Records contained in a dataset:
((
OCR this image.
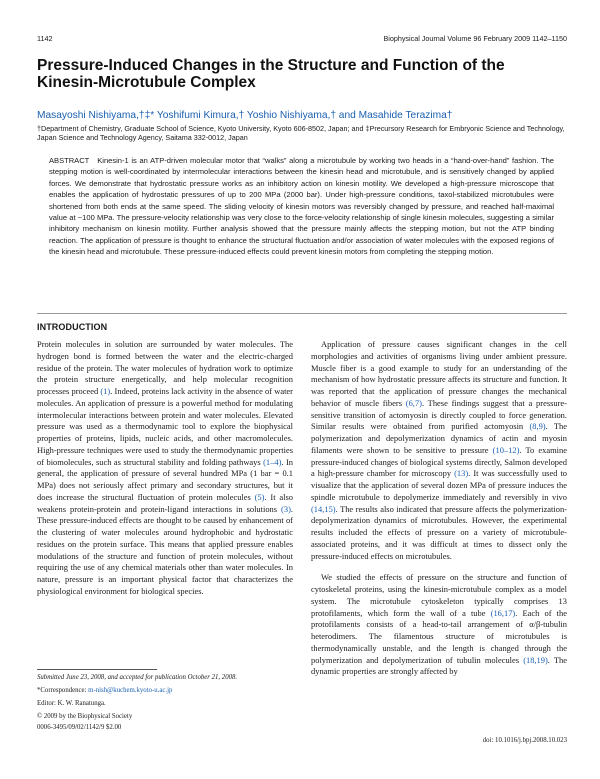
1142	Biophysical Journal Volume 96 February 2009 1142–1150
Pressure-Induced Changes in the Structure and Function of the Kinesin-Microtubule Complex
Masayoshi Nishiyama,†‡* Yoshifumi Kimura,† Yoshio Nishiyama,† and Masahide Terazima†
†Department of Chemistry, Graduate School of Science, Kyoto University, Kyoto 606-8502, Japan; and ‡Precursory Research for Embryonic Science and Technology, Japan Science and Technology Agency, Saitama 332-0012, Japan
ABSTRACT Kinesin-1 is an ATP-driven molecular motor that “walks” along a microtubule by working two heads in a “hand-over-hand” fashion. The stepping motion is well-coordinated by intermolecular interactions between the kinesin head and microtubule, and is sensitively changed by applied forces. We demonstrate that hydrostatic pressure works as an inhibitory action on kinesin motility. We developed a high-pressure microscope that enables the application of hydrostatic pressures of up to 200 MPa (2000 bar). Under high-pressure conditions, taxol-stabilized microtubules were shortened from both ends at the same speed. The sliding velocity of kinesin motors was reversibly changed by pressure, and reached half-maximal value at ~100 MPa. The pressure-velocity relationship was very close to the force-velocity relationship of single kinesin molecules, suggesting a similar inhibitory mechanism on kinesin motility. Further analysis showed that the pressure mainly affects the stepping motion, but not the ATP binding reaction. The application of pressure is thought to enhance the structural fluctuation and/or association of water molecules with the exposed regions of the kinesin head and microtubule. These pressure-induced effects could prevent kinesin motors from completing the stepping motion.
INTRODUCTION

Protein molecules in solution are surrounded by water molecules. The hydrogen bond is formed between the water and the electric-charged residue of the protein. The water molecules of hydration work to optimize the protein structure energetically, and help molecular recognition processes proceed (1). Indeed, proteins lack activity in the absence of water molecules. An application of pressure is a powerful method for modulating intermolecular interactions between protein and water molecules. Elevated pressure was used as a thermodynamic tool to explore the biophysical properties of proteins, lipids, nucleic acids, and other macromolecules. High-pressure techniques were used to study the thermodynamic properties of biomolecules, such as structural stability and folding pathways (1–4). In general, the application of pressure of several hundred MPa (1 bar = 0.1 MPa) does not seriously affect primary and secondary structures, but it does increase the structural fluctuation of protein molecules (5). It also weakens protein-protein and protein-ligand interactions in solutions (3). These pressure-induced effects are thought to be caused by enhancement of the clustering of water molecules around hydrophobic and hydrostatic residues on the protein surface. This means that applied pressure enables modulations of the structure and function of protein molecules, without requiring the use of any chemical materials other than water molecules. In nature, pressure is an important physical factor that characterizes the physiological environment for biological species.

Application of pressure causes significant changes in the cell morphologies and activities of organisms living under ambient pressure. Muscle fiber is a good example to study for an understanding of the mechanism of how hydrostatic pressure affects its structure and function. It was reported that the application of pressure changes the mechanical behavior of muscle fibers (6,7). These findings suggest that a pressure-sensitive transition of actomyosin is directly coupled to force generation. Similar results were obtained from purified actomyosin (8,9). The polymerization and depolymerization dynamics of actin and myosin filaments were shown to be sensitive to pressure (10–12). To examine pressure-induced changes of biological systems directly, Salmon developed a high-pressure chamber for microscopy (13). It was successfully used to visualize that the application of several dozen MPa of pressure induces the spindle microtubule to depolymerize immediately and reversibly in vivo (14,15). The results also indicated that pressure affects the polymerization-depolymerization dynamics of microtubules. However, the experimental results included the effects of pressure on a variety of microtubule-associated proteins, and it was difficult at times to dissect only the pressure-induced effects on microtubules.

We studied the effects of pressure on the structure and function of cytoskeletal proteins, using the kinesin-microtubule complex as a model system. The microtubule cytoskeleton typically comprises 13 protofilaments, which form the wall of a tube (16,17). Each of the protofilaments consists of a head-to-tail arrangement of α/β-tubulin heterodimers. The filamentous structure of microtubules is thermodynamically unstable, and the length is changed through the polymerization and depolymerization of tubulin molecules (18,19). The dynamic properties are strongly affected by

Submitted June 23, 2008, and accepted for publication October 21, 2008.
*Correspondence: m-nish@kuchem.kyoto-u.ac.jp
Editor: K. W. Ranatunga.
© 2009 by the Biophysical Society
0006-3495/09/02/1142/9 $2.00
doi: 10.1016/j.bpj.2008.10.023
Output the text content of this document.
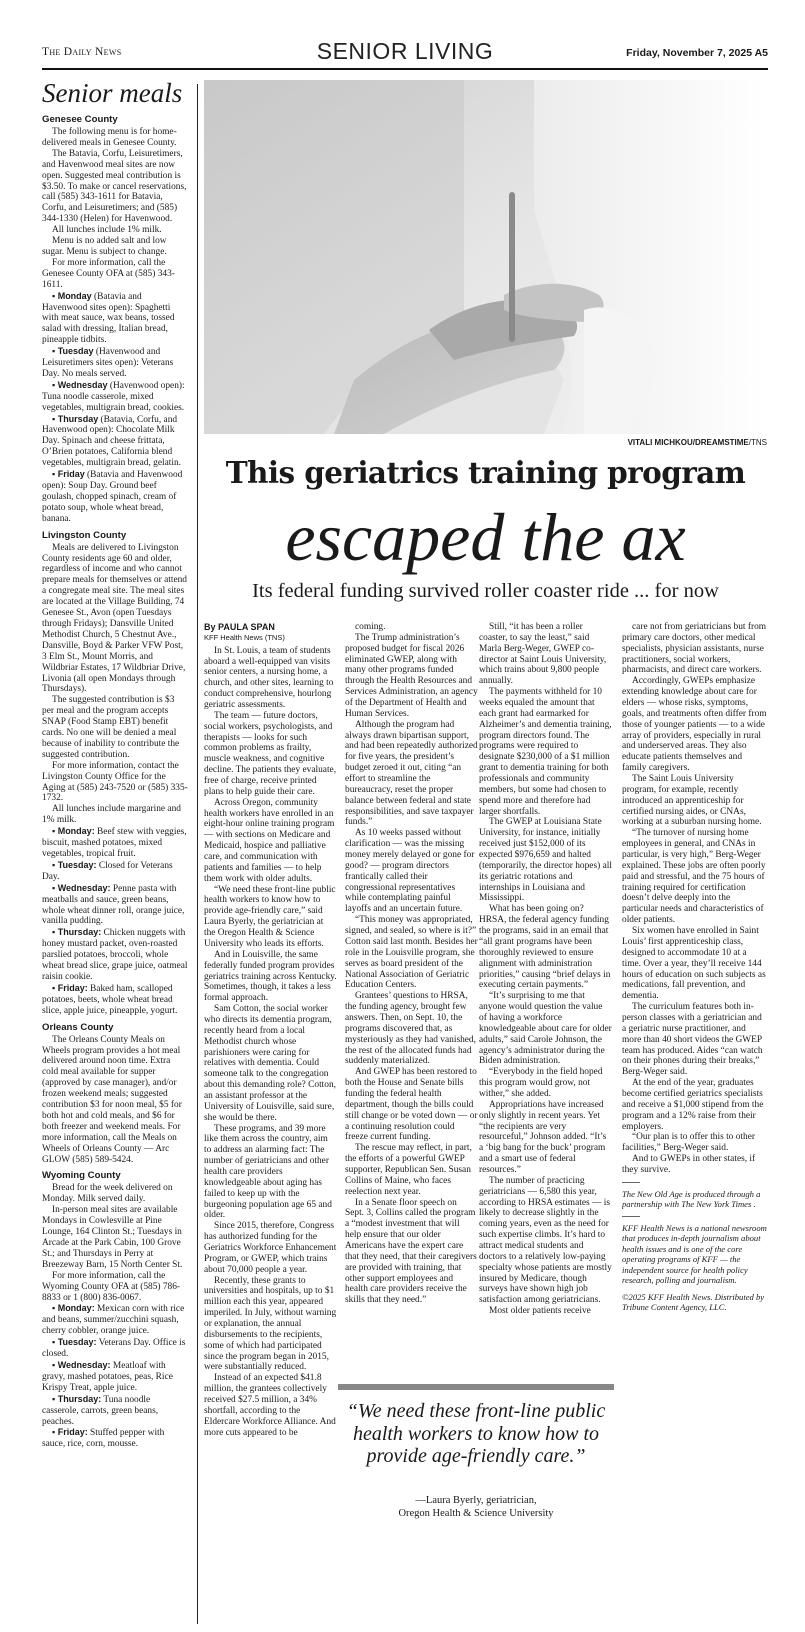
The Daily News	SENIOR LIVING	Friday, November 7, 2025 A5
Senior meals
Genesee County

The following menu is for home-delivered meals in Genesee County.

The Batavia, Corfu, Leisuretimers, and Havenwood meal sites are now open. Suggested meal contribution is $3.50. To make or cancel reservations, call (585) 343-1611 for Batavia, Corfu, and Leisuretimers; and (585) 344-1330 (Helen) for Havenwood.

All lunches include 1% milk.

Menu is no added salt and low sugar. Menu is subject to change.

For more information, call the Genesee County OFA at (585) 343-1611.

▪ Monday (Batavia and Havenwood sites open): Spaghetti with meat sauce, wax beans, tossed salad with dressing, Italian bread, pineapple tidbits.

▪ Tuesday (Havenwood and Leisuretimers sites open): Veterans Day. No meals served.

▪ Wednesday (Havenwood open): Tuna noodle casserole, mixed vegetables, multigrain bread, cookies.

▪ Thursday (Batavia, Corfu, and Havenwood open): Chocolate Milk Day. Spinach and cheese frittata, O’Brien potatoes, California blend vegetables, multigrain bread, gelatin.

▪ Friday (Batavia and Havenwood open): Soup Day. Ground beef goulash, chopped spinach, cream of potato soup, whole wheat bread, banana.

Livingston County

Meals are delivered to Livingston County residents age 60 and older, regardless of income and who cannot prepare meals for themselves or attend a congregate meal site. The meal sites are located at the Village Building, 74 Genesee St., Avon (open Tuesdays through Fridays); Dansville United Methodist Church, 5 Chestnut Ave., Dansville, Boyd & Parker VFW Post, 3 Elm St., Mount Morris, and Wildbriar Estates, 17 Wildbriar Drive, Livonia (all open Mondays through Thursdays).

The suggested contribution is $3 per meal and the program accepts SNAP (Food Stamp EBT) benefit cards. No one will be denied a meal because of inability to contribute the suggested contribution.

For more information, contact the Livingston County Office for the Aging at (585) 243-7520 or (585) 335-1732.

All lunches include margarine and 1% milk.

▪ Monday: Beef stew with veggies, biscuit, mashed potatoes, mixed vegetables, tropical fruit.

▪ Tuesday: Closed for Veterans Day.

▪ Wednesday: Penne pasta with meatballs and sauce, green beans, whole wheat dinner roll, orange juice, vanilla pudding.

▪ Thursday: Chicken nuggets with honey mustard packet, oven-roasted parslied potatoes, broccoli, whole wheat bread slice, grape juice, oatmeal raisin cookie.

▪ Friday: Baked ham, scalloped potatoes, beets, whole wheat bread slice, apple juice, pineapple, yogurt.

Orleans County

The Orleans County Meals on Wheels program provides a hot meal delivered around noon time. Extra cold meal available for supper (approved by case manager), and/or frozen weekend meals; suggested contribution $3 for noon meal, $5 for both hot and cold meals, and $6 for both freezer and weekend meals. For more information, call the Meals on Wheels of Orleans County — Arc GLOW (585) 589-5424.

Wyoming County

Bread for the week delivered on Monday. Milk served daily.

In-person meal sites are available Mondays in Cowlesville at Pine Lounge, 164 Clinton St.; Tuesdays in Arcade at the Park Cabin, 100 Grove St.; and Thursdays in Perry at Breezeway Barn, 15 North Center St.

For more information, call the Wyoming County OFA at (585) 786-8833 or 1 (800) 836-0067.

▪ Monday: Mexican corn with rice and beans, summer/zucchini squash, cherry cobbler, orange juice.

▪ Tuesday: Veterans Day. Office is closed.

▪ Wednesday: Meatloaf with gravy, mashed potatoes, peas, Rice Krispy Treat, apple juice.

▪ Thursday: Tuna noodle casserole, carrots, green beans, peaches.

▪ Friday: Stuffed pepper with sauce, rice, corn, mousse.

VITALI MICHKOU/DREAMSTIME/TNS
This geriatrics training program
escaped the ax
Its federal funding survived roller coaster ride ... for now

By PAULA SPAN

KFF Health News (TNS)

In St. Louis, a team of students aboard a well-equipped van visits senior centers, a nursing home, a church, and other sites, learning to conduct comprehensive, hourlong geriatric assessments.

The team — future doctors, social workers, psychologists, and therapists — looks for such common problems as frailty, muscle weakness, and cognitive decline. The patients they evaluate, free of charge, receive printed plans to help guide their care.

Across Oregon, community health workers have enrolled in an eight-hour online training program — with sections on Medicare and Medicaid, hospice and palliative care, and communication with patients and families — to help them work with older adults.

“We need these front-line public health workers to know how to provide age-friendly care,” said Laura Byerly, the geriatrician at the Oregon Health & Science University who leads its efforts.

And in Louisville, the same federally funded program provides geriatrics training across Kentucky. Sometimes, though, it takes a less formal approach.

Sam Cotton, the social worker who directs its dementia program, recently heard from a local Methodist church whose parishioners were caring for relatives with dementia. Could someone talk to the congregation about this demanding role? Cotton, an assistant professor at the University of Louisville, said sure, she would be there.

These programs, and 39 more like them across the country, aim to address an alarming fact: The number of geriatricians and other health care providers knowledgeable about aging has failed to keep up with the burgeoning population age 65 and older.

Since 2015, therefore, Congress has authorized funding for the Geriatrics Workforce Enhancement Program, or GWEP, which trains about 70,000 people a year.

Recently, these grants to universities and hospitals, up to $1 million each this year, appeared imperiled. In July, without warning or explanation, the annual disbursements to the recipients, some of which had participated since the program began in 2015, were substantially reduced.

Instead of an expected $41.8 million, the grantees collectively received $27.5 million, a 34% shortfall, according to the Eldercare Workforce Alliance. And more cuts appeared to be

coming.

The Trump administration’s proposed budget for fiscal 2026 eliminated GWEP, along with many other programs funded through the Health Resources and Services Administration, an agency of the Department of Health and Human Services.

Although the program had always drawn bipartisan support, and had been repeatedly authorized for five years, the president’s budget zeroed it out, citing “an effort to streamline the bureaucracy, reset the proper balance between federal and state responsibilities, and save taxpayer funds.”

As 10 weeks passed without clarification — was the missing money merely delayed or gone for good? — program directors frantically called their congressional representatives while contemplating painful layoffs and an uncertain future.

“This money was appropriated, signed, and sealed, so where is it?” Cotton said last month. Besides her role in the Louisville program, she serves as board president of the National Association of Geriatric Education Centers.

Grantees’ questions to HRSA, the funding agency, brought few answers. Then, on Sept. 10, the programs discovered that, as mysteriously as they had vanished, the rest of the allocated funds had suddenly materialized.

And GWEP has been restored to both the House and Senate bills funding the federal health department, though the bills could still change or be voted down — or a continuing resolution could freeze current funding.

The rescue may reflect, in part, the efforts of a powerful GWEP supporter, Republican Sen. Susan Collins of Maine, who faces reelection next year.

In a Senate floor speech on Sept. 3, Collins called the program a “modest investment that will help ensure that our older Americans have the expert care that they need, that their caregivers are provided with training, that other support employees and health care providers receive the skills that they need.”

Still, “it has been a roller coaster, to say the least,” said Marla Berg-Weger, GWEP co-director at Saint Louis University, which trains about 9,800 people annually.

The payments withheld for 10 weeks equaled the amount that each grant had earmarked for Alzheimer’s and dementia training, program directors found. The programs were required to designate $230,000 of a $1 million grant to dementia training for both professionals and community members, but some had chosen to spend more and therefore had larger shortfalls.

The GWEP at Louisiana State University, for instance, initially received just $152,000 of its expected $976,659 and halted (temporarily, the director hopes) all its geriatric rotations and internships in Louisiana and Mississippi.

What has been going on? HRSA, the federal agency funding the programs, said in an email that “all grant programs have been thoroughly reviewed to ensure alignment with administration priorities,” causing “brief delays in executing certain payments.”

“It’s surprising to me that anyone would question the value of having a workforce knowledgeable about care for older adults,” said Carole Johnson, the agency’s administrator during the Biden administration.

“Everybody in the field hoped this program would grow, not wither,” she added.

Appropriations have increased only slightly in recent years. Yet “the recipients are very resourceful,” Johnson added. “It’s a ‘big bang for the buck’ program and a smart use of federal resources.”

The number of practicing geriatricians — 6,580 this year, according to HRSA estimates — is likely to decrease slightly in the coming years, even as the need for such expertise climbs. It’s hard to attract medical students and doctors to a relatively low-paying specialty whose patients are mostly insured by Medicare, though surveys have shown high job satisfaction among geriatricians.

Most older patients receive

care not from geriatricians but from primary care doctors, other medical specialists, physician assistants, nurse practitioners, social workers, pharmacists, and direct care workers.

Accordingly, GWEPs emphasize extending knowledge about care for elders — whose risks, symptoms, goals, and treatments often differ from those of younger patients — to a wide array of providers, especially in rural and underserved areas. They also educate patients themselves and family caregivers.

The Saint Louis University program, for example, recently introduced an apprenticeship for certified nursing aides, or CNAs, working at a suburban nursing home.

“The turnover of nursing home employees in general, and CNAs in particular, is very high,” Berg-Weger explained. These jobs are often poorly paid and stressful, and the 75 hours of training required for certification doesn’t delve deeply into the particular needs and characteristics of older patients.

Six women have enrolled in Saint Louis’ first apprenticeship class, designed to accommodate 10 at a time. Over a year, they’ll receive 144 hours of education on such subjects as medications, fall prevention, and dementia.

The curriculum features both in-person classes with a geriatrician and a geriatric nurse practitioner, and more than 40 short videos the GWEP team has produced. Aides “can watch on their phones during their breaks,” Berg-Weger said.

At the end of the year, graduates become certified geriatrics specialists and receive a $1,000 stipend from the program and a 12% raise from their employers.

“Our plan is to offer this to other facilities,” Berg-Weger said.

And to GWEPs in other states, if they survive.

The New Old Age is produced through a partnership with The New York Times .

KFF Health News is a national newsroom that produces in-depth journalism about health issues and is one of the core operating programs of KFF — the independent source for health policy research, polling and journalism.

©2025 KFF Health News. Distributed by Tribune Content Agency, LLC.

“We need these front-line public health workers to know how to provide age-friendly care.”
—Laura Byerly, geriatrician,
Oregon Health & Science University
))
PROBLEM DETAILS:
Search the data above for the word "value" and count the lines where it appears. Only the number should be given.

SOLVED EXERCISE:
2